_Task instructions_.
Only a number is wanted: how many lines in these records contain the word "bullet"?

── Entries shown ──

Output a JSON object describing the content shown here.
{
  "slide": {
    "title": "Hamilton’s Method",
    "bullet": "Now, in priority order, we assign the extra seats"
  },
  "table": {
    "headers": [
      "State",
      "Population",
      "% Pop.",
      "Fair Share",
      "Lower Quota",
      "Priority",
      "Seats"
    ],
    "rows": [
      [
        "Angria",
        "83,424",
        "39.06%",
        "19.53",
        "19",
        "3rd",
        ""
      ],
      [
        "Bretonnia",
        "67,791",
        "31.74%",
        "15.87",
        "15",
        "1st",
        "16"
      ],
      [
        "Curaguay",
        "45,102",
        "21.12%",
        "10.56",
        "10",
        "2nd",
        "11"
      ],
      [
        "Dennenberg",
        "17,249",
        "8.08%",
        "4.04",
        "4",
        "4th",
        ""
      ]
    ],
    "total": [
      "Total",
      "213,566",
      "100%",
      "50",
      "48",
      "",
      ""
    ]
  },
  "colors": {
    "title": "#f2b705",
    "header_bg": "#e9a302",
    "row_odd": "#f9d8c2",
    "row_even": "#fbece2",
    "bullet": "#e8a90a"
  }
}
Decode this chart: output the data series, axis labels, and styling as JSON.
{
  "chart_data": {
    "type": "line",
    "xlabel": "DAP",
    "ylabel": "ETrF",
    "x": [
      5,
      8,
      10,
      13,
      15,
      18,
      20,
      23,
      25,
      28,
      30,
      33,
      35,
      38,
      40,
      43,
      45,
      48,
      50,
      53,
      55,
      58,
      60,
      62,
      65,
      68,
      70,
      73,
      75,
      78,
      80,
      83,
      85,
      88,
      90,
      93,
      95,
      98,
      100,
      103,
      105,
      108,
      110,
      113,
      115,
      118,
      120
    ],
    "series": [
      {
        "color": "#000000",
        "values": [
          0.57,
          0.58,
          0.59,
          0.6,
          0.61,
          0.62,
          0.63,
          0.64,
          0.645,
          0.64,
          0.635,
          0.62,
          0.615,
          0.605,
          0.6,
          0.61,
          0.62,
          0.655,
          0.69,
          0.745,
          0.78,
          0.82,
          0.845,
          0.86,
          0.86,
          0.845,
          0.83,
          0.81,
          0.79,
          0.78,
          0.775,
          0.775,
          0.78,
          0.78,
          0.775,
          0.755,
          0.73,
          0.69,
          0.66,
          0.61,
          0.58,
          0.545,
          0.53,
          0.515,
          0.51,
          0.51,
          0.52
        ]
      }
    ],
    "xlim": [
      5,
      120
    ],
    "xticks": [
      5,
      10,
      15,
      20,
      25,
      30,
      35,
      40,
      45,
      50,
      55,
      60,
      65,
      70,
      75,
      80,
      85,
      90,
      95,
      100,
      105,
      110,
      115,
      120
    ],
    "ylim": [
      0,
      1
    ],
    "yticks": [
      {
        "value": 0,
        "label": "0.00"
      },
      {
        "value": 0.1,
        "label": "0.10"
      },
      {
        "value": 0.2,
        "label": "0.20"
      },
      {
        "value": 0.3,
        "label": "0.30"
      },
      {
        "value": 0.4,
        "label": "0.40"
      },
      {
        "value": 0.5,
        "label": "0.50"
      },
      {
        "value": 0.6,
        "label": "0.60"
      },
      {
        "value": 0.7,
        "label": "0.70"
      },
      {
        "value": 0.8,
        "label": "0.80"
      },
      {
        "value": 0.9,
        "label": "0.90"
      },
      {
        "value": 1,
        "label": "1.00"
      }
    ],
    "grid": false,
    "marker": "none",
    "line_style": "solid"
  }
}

───

_Problem solution_.
2